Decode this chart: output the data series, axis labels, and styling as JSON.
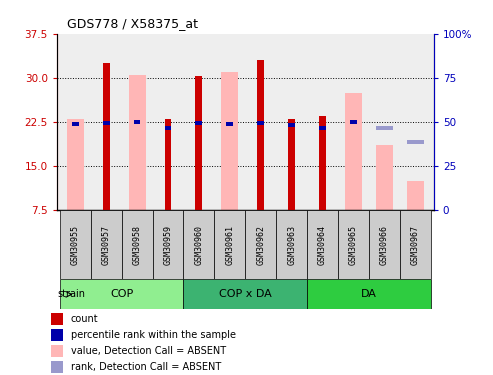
{
  "title": "GDS778 / X58375_at",
  "samples": [
    "GSM30955",
    "GSM30957",
    "GSM30958",
    "GSM30959",
    "GSM30960",
    "GSM30961",
    "GSM30962",
    "GSM30963",
    "GSM30964",
    "GSM30965",
    "GSM30966",
    "GSM30967"
  ],
  "groups": [
    {
      "label": "COP",
      "start": 0,
      "end": 4,
      "color": "#90EE90"
    },
    {
      "label": "COP x DA",
      "start": 4,
      "end": 8,
      "color": "#3CB371"
    },
    {
      "label": "DA",
      "start": 8,
      "end": 12,
      "color": "#2ECC40"
    }
  ],
  "ylim_left": [
    7.5,
    37.5
  ],
  "ylim_right": [
    0,
    100
  ],
  "yticks_left": [
    7.5,
    15.0,
    22.5,
    30.0,
    37.5
  ],
  "yticks_right": [
    0,
    25,
    50,
    75,
    100
  ],
  "red_bars": [
    null,
    32.5,
    null,
    23.0,
    30.3,
    null,
    33.0,
    23.0,
    23.5,
    null,
    null,
    null
  ],
  "pink_bars": [
    23.0,
    null,
    30.5,
    null,
    null,
    31.0,
    null,
    null,
    null,
    27.5,
    18.5,
    12.5
  ],
  "blue_markers": [
    22.2,
    22.3,
    22.5,
    21.5,
    22.3,
    22.2,
    22.3,
    21.9,
    21.5,
    22.5,
    null,
    null
  ],
  "light_blue_markers": [
    null,
    null,
    null,
    null,
    null,
    null,
    null,
    null,
    null,
    null,
    21.5,
    19.0
  ],
  "red_color": "#CC0000",
  "pink_color": "#FFB6B6",
  "blue_color": "#0000AA",
  "light_blue_color": "#9999CC",
  "left_axis_color": "#CC0000",
  "right_axis_color": "#0000BB",
  "plot_bg": "#eeeeee",
  "sample_box_color": "#cccccc",
  "grid_dotted_levels": [
    15.0,
    22.5,
    30.0
  ],
  "legend_items": [
    {
      "color": "#CC0000",
      "label": "count"
    },
    {
      "color": "#0000AA",
      "label": "percentile rank within the sample"
    },
    {
      "color": "#FFB6B6",
      "label": "value, Detection Call = ABSENT"
    },
    {
      "color": "#9999CC",
      "label": "rank, Detection Call = ABSENT"
    }
  ]
}
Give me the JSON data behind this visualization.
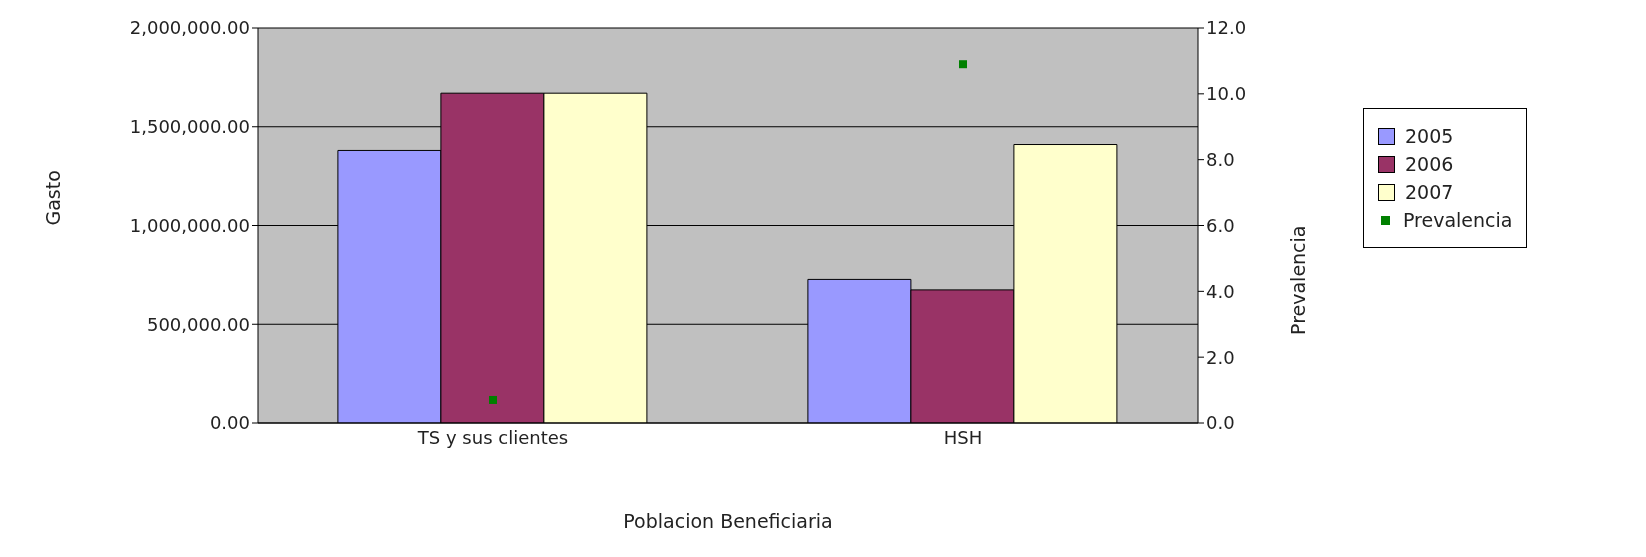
{
  "chart_data": {
    "type": "bar",
    "xlabel": "Poblacion Beneficiaria",
    "ylabel": "Gasto",
    "y2label": "Prevalencia",
    "categories": [
      "TS y sus clientes",
      "HSH"
    ],
    "series": [
      {
        "name": "2005",
        "color": "#9999ff",
        "values": [
          1380000,
          727000
        ]
      },
      {
        "name": "2006",
        "color": "#993366",
        "values": [
          1670000,
          674000
        ]
      },
      {
        "name": "2007",
        "color": "#ffffcc",
        "values": [
          1670000,
          1410000
        ]
      },
      {
        "name": "Prevalencia",
        "type": "scatter",
        "axis": "y2",
        "marker": "square",
        "color": "#008000",
        "values": [
          0.7,
          10.9
        ]
      }
    ],
    "ylim": [
      0,
      2000000
    ],
    "yticks": [
      {
        "value": 0,
        "label": "0.00"
      },
      {
        "value": 500000,
        "label": "500,000.00"
      },
      {
        "value": 1000000,
        "label": "1,000,000.00"
      },
      {
        "value": 1500000,
        "label": "1,500,000.00"
      },
      {
        "value": 2000000,
        "label": "2,000,000.00"
      }
    ],
    "y2lim": [
      0,
      12
    ],
    "y2ticks": [
      {
        "value": 0,
        "label": "0.0"
      },
      {
        "value": 2,
        "label": "2.0"
      },
      {
        "value": 4,
        "label": "4.0"
      },
      {
        "value": 6,
        "label": "6.0"
      },
      {
        "value": 8,
        "label": "8.0"
      },
      {
        "value": 10,
        "label": "10.0"
      },
      {
        "value": 12,
        "label": "12.0"
      }
    ],
    "grid": "y",
    "legend": "right"
  }
}
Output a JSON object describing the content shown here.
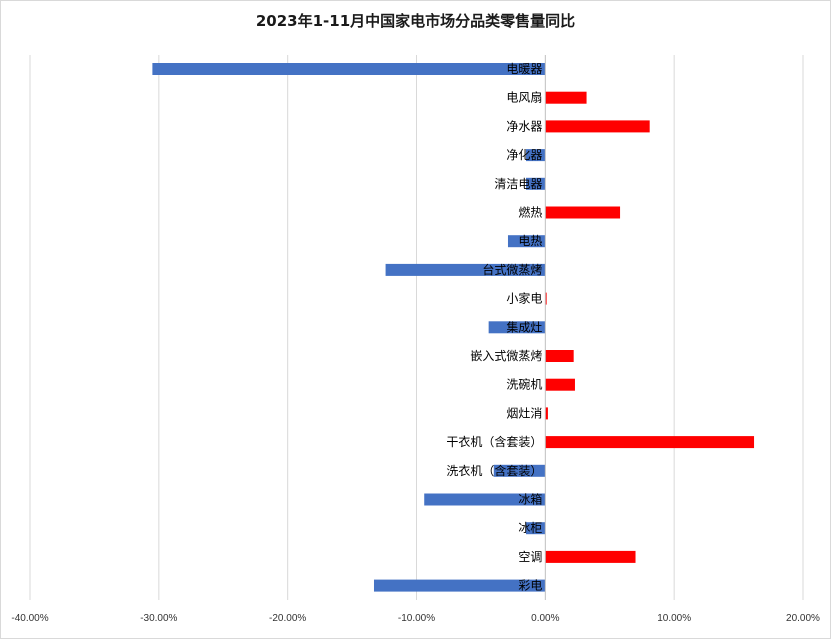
{
  "chart_data": {
    "type": "bar",
    "orientation": "horizontal",
    "title": "2023年1-11月中国家电市场分品类零售量同比",
    "categories": [
      "电暖器",
      "电风扇",
      "净水器",
      "净化器",
      "清洁电器",
      "燃热",
      "电热",
      "台式微蒸烤",
      "小家电",
      "集成灶",
      "嵌入式微蒸烤",
      "洗碗机",
      "烟灶消",
      "干衣机（含套装）",
      "洗衣机（含套装）",
      "冰箱",
      "冰柜",
      "空调",
      "彩电"
    ],
    "values": [
      -30.5,
      3.2,
      8.1,
      -1.5,
      -1.5,
      5.8,
      -2.9,
      -12.4,
      0.1,
      -4.4,
      2.2,
      2.3,
      0.2,
      16.2,
      -4.0,
      -9.4,
      -1.5,
      7.0,
      -13.3
    ],
    "xlim": [
      -40,
      20
    ],
    "xticks": [
      -40,
      -30,
      -20,
      -10,
      0,
      10,
      20
    ],
    "xtick_labels": [
      "-40.00%",
      "-30.00%",
      "-20.00%",
      "-10.00%",
      "0.00%",
      "10.00%",
      "20.00%"
    ],
    "grid": true,
    "colors": {
      "positive": "#ff0000",
      "negative": "#4472c4",
      "grid": "#d9d9d9",
      "axis": "#bfbfbf"
    }
  }
}
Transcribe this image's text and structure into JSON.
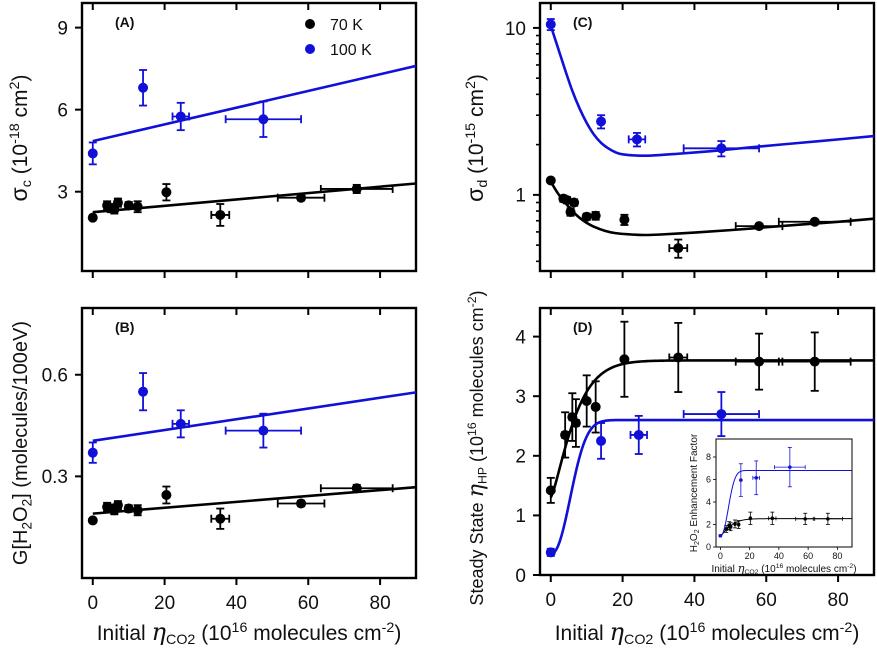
{
  "colors": {
    "series_70K": "#000000",
    "series_100K": "#1010d8",
    "frame": "#000000"
  },
  "legend": {
    "entries": [
      {
        "label": "70 K",
        "series": "70K"
      },
      {
        "label": "100 K",
        "series": "100K"
      }
    ],
    "placement": "top-right of panel A"
  },
  "shared_xlabel": {
    "prefix": "Initial ",
    "symbol": "η",
    "sub": "CO2",
    "unit_open": " (10",
    "unit_exp": "16",
    "unit_mid": " molecules cm",
    "unit_exp2": "-2",
    "unit_close": ")"
  },
  "chart_data": [
    {
      "id": "A",
      "panel_label": "(A)",
      "type": "scatter",
      "title": "",
      "xlabel": "Initial η_CO2 (10^16 molecules cm^-2)",
      "ylabel": "σc (10^-18 cm^2)",
      "ylabel_parts": {
        "sym": "σ",
        "sub": "c",
        "unit_a": " (10",
        "exp": "-18",
        "unit_b": " cm",
        "exp2": "2",
        "unit_c": ")"
      },
      "xlim": [
        -3,
        90
      ],
      "ylim": [
        0.1,
        9.9
      ],
      "yscale": "linear",
      "xticks": [
        0,
        20,
        40,
        60,
        80
      ],
      "xtick_labels_visible": false,
      "yticks": [
        3,
        6,
        9
      ],
      "ytick_labels": [
        "3",
        "6",
        "9"
      ],
      "series": [
        {
          "name": "70 K",
          "color_key": "series_70K",
          "points": [
            {
              "x": 0,
              "y": 2.05,
              "xe": 0,
              "ye": 0
            },
            {
              "x": 4,
              "y": 2.5,
              "xe": 0.8,
              "ye": 0.15
            },
            {
              "x": 5,
              "y": 2.4,
              "xe": 0.8,
              "ye": 0.15
            },
            {
              "x": 6,
              "y": 2.35,
              "xe": 0.8,
              "ye": 0.15
            },
            {
              "x": 7,
              "y": 2.6,
              "xe": 0.8,
              "ye": 0.15
            },
            {
              "x": 10,
              "y": 2.5,
              "xe": 0.8,
              "ye": 0.12
            },
            {
              "x": 12.5,
              "y": 2.45,
              "xe": 0.8,
              "ye": 0.2
            },
            {
              "x": 20.5,
              "y": 2.98,
              "xe": 0.6,
              "ye": 0.3
            },
            {
              "x": 35.5,
              "y": 2.15,
              "xe": 2.5,
              "ye": 0.4
            },
            {
              "x": 58,
              "y": 2.78,
              "xe": 6.5,
              "ye": 0.1
            },
            {
              "x": 73.5,
              "y": 3.1,
              "xe": 10,
              "ye": 0.15
            }
          ],
          "fit": {
            "kind": "linear",
            "x": [
              0,
              90
            ],
            "y": [
              2.25,
              3.3
            ]
          }
        },
        {
          "name": "100 K",
          "color_key": "series_100K",
          "points": [
            {
              "x": 0,
              "y": 4.4,
              "xe": 0,
              "ye": 0.4
            },
            {
              "x": 14,
              "y": 6.8,
              "xe": 0,
              "ye": 0.65
            },
            {
              "x": 24.5,
              "y": 5.75,
              "xe": 2.3,
              "ye": 0.5
            },
            {
              "x": 47.5,
              "y": 5.65,
              "xe": 10.5,
              "ye": 0.65
            }
          ],
          "fit": {
            "kind": "linear",
            "x": [
              0,
              90
            ],
            "y": [
              4.85,
              7.6
            ]
          }
        }
      ]
    },
    {
      "id": "B",
      "panel_label": "(B)",
      "type": "scatter",
      "title": "",
      "xlabel": "Initial η_CO2 (10^16 molecules cm^-2)",
      "ylabel": "G[H2O2] (molecules/100eV)",
      "ylabel_parts": {
        "a": "G[H",
        "s1": "2",
        "b": "O",
        "s2": "2",
        "c": "] (molecules/100eV)"
      },
      "xlim": [
        -3,
        90
      ],
      "ylim": [
        0.0,
        0.797
      ],
      "yscale": "linear",
      "xticks": [
        0,
        20,
        40,
        60,
        80
      ],
      "xtick_labels": [
        "0",
        "20",
        "40",
        "60",
        "80"
      ],
      "yticks": [
        0.3,
        0.6
      ],
      "ytick_labels": [
        "0.3",
        "0.6"
      ],
      "series": [
        {
          "name": "70 K",
          "color_key": "series_70K",
          "points": [
            {
              "x": 0,
              "y": 0.17,
              "xe": 0,
              "ye": 0
            },
            {
              "x": 4,
              "y": 0.21,
              "xe": 0.8,
              "ye": 0.012
            },
            {
              "x": 5,
              "y": 0.205,
              "xe": 0.8,
              "ye": 0.012
            },
            {
              "x": 6,
              "y": 0.2,
              "xe": 0.8,
              "ye": 0.012
            },
            {
              "x": 7,
              "y": 0.215,
              "xe": 0.8,
              "ye": 0.012
            },
            {
              "x": 10,
              "y": 0.205,
              "xe": 0.8,
              "ye": 0.01
            },
            {
              "x": 12.5,
              "y": 0.2,
              "xe": 0.8,
              "ye": 0.015
            },
            {
              "x": 20.5,
              "y": 0.245,
              "xe": 0.6,
              "ye": 0.025
            },
            {
              "x": 35.5,
              "y": 0.175,
              "xe": 2.5,
              "ye": 0.03
            },
            {
              "x": 58,
              "y": 0.22,
              "xe": 6.5,
              "ye": 0.008
            },
            {
              "x": 73.5,
              "y": 0.265,
              "xe": 10,
              "ye": 0.01
            }
          ],
          "fit": {
            "kind": "linear",
            "x": [
              0,
              90
            ],
            "y": [
              0.19,
              0.268
            ]
          }
        },
        {
          "name": "100 K",
          "color_key": "series_100K",
          "points": [
            {
              "x": 0,
              "y": 0.37,
              "xe": 0,
              "ye": 0.03
            },
            {
              "x": 14,
              "y": 0.55,
              "xe": 0,
              "ye": 0.055
            },
            {
              "x": 24.5,
              "y": 0.455,
              "xe": 2.3,
              "ye": 0.04
            },
            {
              "x": 47.5,
              "y": 0.435,
              "xe": 10.5,
              "ye": 0.05
            }
          ],
          "fit": {
            "kind": "linear",
            "x": [
              0,
              90
            ],
            "y": [
              0.405,
              0.548
            ]
          }
        }
      ]
    },
    {
      "id": "C",
      "panel_label": "(C)",
      "type": "scatter",
      "title": "",
      "xlabel": "Initial η_CO2 (10^16 molecules cm^-2)",
      "ylabel": "σd (10^-15 cm^2)",
      "ylabel_parts": {
        "sym": "σ",
        "sub": "d",
        "unit_a": " (10",
        "exp": "-15",
        "unit_b": " cm",
        "exp2": "2",
        "unit_c": ")"
      },
      "xlim": [
        -3,
        90
      ],
      "ylim": [
        0.35,
        14.1
      ],
      "yscale": "log",
      "xticks": [
        0,
        20,
        40,
        60,
        80
      ],
      "xtick_labels_visible": false,
      "yticks": [
        1,
        10
      ],
      "ytick_labels": [
        "1",
        "10"
      ],
      "series": [
        {
          "name": "70 K",
          "color_key": "series_70K",
          "points": [
            {
              "x": 0,
              "y": 1.22,
              "xe": 0,
              "ye": 0
            },
            {
              "x": 3.5,
              "y": 0.95,
              "xe": 0.8,
              "ye": 0.04
            },
            {
              "x": 4.5,
              "y": 0.93,
              "xe": 0.8,
              "ye": 0.04
            },
            {
              "x": 5.5,
              "y": 0.79,
              "xe": 0.8,
              "ye": 0.04
            },
            {
              "x": 6.5,
              "y": 0.9,
              "xe": 0.8,
              "ye": 0.04
            },
            {
              "x": 10,
              "y": 0.74,
              "xe": 0.8,
              "ye": 0.03
            },
            {
              "x": 12.5,
              "y": 0.75,
              "xe": 0.8,
              "ye": 0.04
            },
            {
              "x": 20.5,
              "y": 0.71,
              "xe": 0.6,
              "ye": 0.05
            },
            {
              "x": 35.5,
              "y": 0.48,
              "xe": 2.5,
              "ye": 0.06
            },
            {
              "x": 58,
              "y": 0.65,
              "xe": 6.5,
              "ye": 0.02
            },
            {
              "x": 73.5,
              "y": 0.69,
              "xe": 10,
              "ye": 0.02
            }
          ],
          "fit": {
            "kind": "curve",
            "x": [
              0,
              2,
              4,
              6,
              8,
              10,
              12,
              15,
              18,
              22,
              26,
              30,
              40,
              50,
              60,
              70,
              80,
              90
            ],
            "y": [
              1.2,
              1.02,
              0.9,
              0.8,
              0.73,
              0.68,
              0.645,
              0.61,
              0.59,
              0.58,
              0.575,
              0.578,
              0.595,
              0.615,
              0.64,
              0.665,
              0.69,
              0.72
            ]
          }
        },
        {
          "name": "100 K",
          "color_key": "series_100K",
          "points": [
            {
              "x": 0,
              "y": 10.5,
              "xe": 0,
              "ye": 0.8
            },
            {
              "x": 14,
              "y": 2.75,
              "xe": 0,
              "ye": 0.25
            },
            {
              "x": 24,
              "y": 2.15,
              "xe": 2.3,
              "ye": 0.2
            },
            {
              "x": 47.5,
              "y": 1.9,
              "xe": 10.5,
              "ye": 0.2
            }
          ],
          "fit": {
            "kind": "curve",
            "x": [
              0,
              2,
              4,
              6,
              8,
              10,
              12,
              14,
              16,
              18,
              20,
              24,
              28,
              35,
              45,
              55,
              65,
              75,
              90
            ],
            "y": [
              10.3,
              7.6,
              5.6,
              4.2,
              3.3,
              2.7,
              2.3,
              2.05,
              1.9,
              1.8,
              1.75,
              1.72,
              1.72,
              1.76,
              1.83,
              1.92,
              2.01,
              2.1,
              2.25
            ]
          }
        }
      ]
    },
    {
      "id": "D",
      "panel_label": "(D)",
      "type": "scatter",
      "title": "",
      "xlabel": "Initial η_CO2 (10^16 molecules cm^-2)",
      "ylabel": "Steady State η_HP (10^16 molecules cm^-2)",
      "ylabel_parts": {
        "a": "Steady State ",
        "sym": "η",
        "sub": "HP",
        "b": " (10",
        "exp": "16",
        "c": " molecules cm",
        "exp2": "-2",
        "d": ")"
      },
      "xlim": [
        -3,
        90
      ],
      "ylim": [
        0,
        4.48
      ],
      "yscale": "linear",
      "xticks": [
        0,
        20,
        40,
        60,
        80
      ],
      "xtick_labels": [
        "0",
        "20",
        "40",
        "60",
        "80"
      ],
      "yticks": [
        0,
        1,
        2,
        3,
        4
      ],
      "ytick_labels": [
        "0",
        "1",
        "2",
        "3",
        "4"
      ],
      "series": [
        {
          "name": "70 K",
          "color_key": "series_70K",
          "points": [
            {
              "x": 0,
              "y": 1.42,
              "xe": 0,
              "ye": 0.21
            },
            {
              "x": 4,
              "y": 2.35,
              "xe": 0.8,
              "ye": 0.38
            },
            {
              "x": 6,
              "y": 2.65,
              "xe": 0.8,
              "ye": 0.4
            },
            {
              "x": 7,
              "y": 2.55,
              "xe": 0.8,
              "ye": 0.4
            },
            {
              "x": 10,
              "y": 2.92,
              "xe": 0.5,
              "ye": 0.43
            },
            {
              "x": 12.5,
              "y": 2.82,
              "xe": 0.5,
              "ye": 0.43
            },
            {
              "x": 20.5,
              "y": 3.62,
              "xe": 0.3,
              "ye": 0.63
            },
            {
              "x": 35.5,
              "y": 3.65,
              "xe": 2.5,
              "ye": 0.58
            },
            {
              "x": 58,
              "y": 3.58,
              "xe": 6.5,
              "ye": 0.47
            },
            {
              "x": 73.5,
              "y": 3.58,
              "xe": 10,
              "ye": 0.49
            }
          ],
          "fit": {
            "kind": "sigmoid-saturation",
            "y0": 1.3,
            "ymax": 3.6,
            "rate": 0.135
          }
        },
        {
          "name": "100 K",
          "color_key": "series_100K",
          "points": [
            {
              "x": 0,
              "y": 0.38,
              "xe": 0,
              "ye": 0.06
            },
            {
              "x": 14,
              "y": 2.25,
              "xe": 0,
              "ye": 0.3
            },
            {
              "x": 24.5,
              "y": 2.35,
              "xe": 2.3,
              "ye": 0.32
            },
            {
              "x": 47.5,
              "y": 2.7,
              "xe": 10.5,
              "ye": 0.37
            }
          ],
          "fit": {
            "kind": "sigmoid-saturation",
            "y0": 0.35,
            "ymax": 2.6,
            "rate": 0.14,
            "shape": "sigmoid"
          }
        }
      ],
      "inset": {
        "type": "scatter",
        "xlabel": "Initial η_CO2 (10^16 molecules cm^-2)",
        "ylabel": "H2O2 Enhancement Factor",
        "ylabel_parts": {
          "a": "H",
          "s1": "2",
          "b": "O",
          "s2": "2",
          "c": " Enhancement Factor"
        },
        "xlim": [
          -3,
          90
        ],
        "ylim": [
          0,
          9.6
        ],
        "xticks": [
          0,
          20,
          40,
          60,
          80
        ],
        "xtick_labels": [
          "0",
          "20",
          "40",
          "60",
          "80"
        ],
        "yticks": [
          0,
          2,
          4,
          6,
          8
        ],
        "ytick_labels": [
          "0",
          "2",
          "4",
          "6",
          "8"
        ],
        "series": [
          {
            "name": "70 K",
            "color_key": "series_70K",
            "points": [
              {
                "x": 0,
                "y": 1.0,
                "xe": 0,
                "ye": 0
              },
              {
                "x": 4,
                "y": 1.6,
                "xe": 0.8,
                "ye": 0.3
              },
              {
                "x": 6,
                "y": 1.9,
                "xe": 0.8,
                "ye": 0.35
              },
              {
                "x": 7,
                "y": 1.8,
                "xe": 0.8,
                "ye": 0.35
              },
              {
                "x": 10,
                "y": 2.05,
                "xe": 0.5,
                "ye": 0.35
              },
              {
                "x": 12.5,
                "y": 2.0,
                "xe": 0.5,
                "ye": 0.35
              },
              {
                "x": 20.5,
                "y": 2.55,
                "xe": 0.3,
                "ye": 0.55
              },
              {
                "x": 35.5,
                "y": 2.55,
                "xe": 2.5,
                "ye": 0.55
              },
              {
                "x": 58,
                "y": 2.5,
                "xe": 6.5,
                "ye": 0.5
              },
              {
                "x": 73.5,
                "y": 2.5,
                "xe": 10,
                "ye": 0.5
              }
            ],
            "fit": {
              "kind": "sigmoid-saturation",
              "y0": 1.0,
              "ymax": 2.52,
              "rate": 0.13
            }
          },
          {
            "name": "100 K",
            "color_key": "series_100K",
            "points": [
              {
                "x": 0,
                "y": 1.0,
                "xe": 0,
                "ye": 0
              },
              {
                "x": 14,
                "y": 5.95,
                "xe": 0,
                "ye": 1.45
              },
              {
                "x": 24.5,
                "y": 6.15,
                "xe": 2.3,
                "ye": 1.5
              },
              {
                "x": 47.5,
                "y": 7.1,
                "xe": 10.5,
                "ye": 1.75
              }
            ],
            "fit": {
              "kind": "sigmoid-saturation",
              "y0": 1.0,
              "ymax": 6.8,
              "rate": 0.14,
              "shape": "sigmoid"
            }
          }
        ]
      }
    }
  ]
}
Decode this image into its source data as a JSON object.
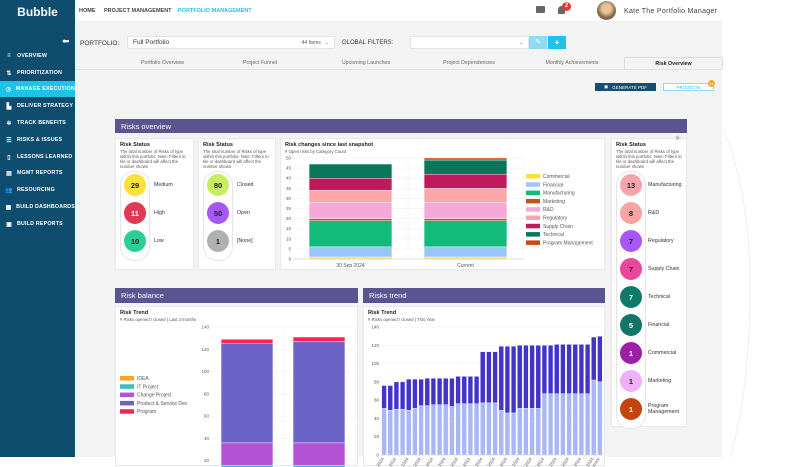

#### [DIRECTION]
Read through the entries and copy each line in which "Steady" appears.

#### [RESULT OF THE TASK]
      "ylabel": "Steady State η_HP (10^16 molecules cm^-2)",
        "a": "Steady State ",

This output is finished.